==== DATA SUPPLIED

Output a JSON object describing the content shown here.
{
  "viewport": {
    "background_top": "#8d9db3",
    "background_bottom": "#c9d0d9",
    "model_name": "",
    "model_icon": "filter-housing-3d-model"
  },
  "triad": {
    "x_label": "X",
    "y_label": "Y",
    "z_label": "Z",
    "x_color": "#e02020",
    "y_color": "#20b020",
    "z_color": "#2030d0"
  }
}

========

◆ SET PROBLEM
Retype the entries one by one, exactly.

◆ THE ANSWER
Output a JSON object describing the content shown here.
{
  "viewport": {
    "background_top": "#8d9db3",
    "background_bottom": "#c9d0d9",
    "model_name": "",
    "model_icon": "filter-housing-3d-model"
  },
  "triad": {
    "x_label": "X",
    "y_label": "Y",
    "z_label": "Z",
    "x_color": "#e02020",
    "y_color": "#20b020",
    "z_color": "#2030d0"
  }
}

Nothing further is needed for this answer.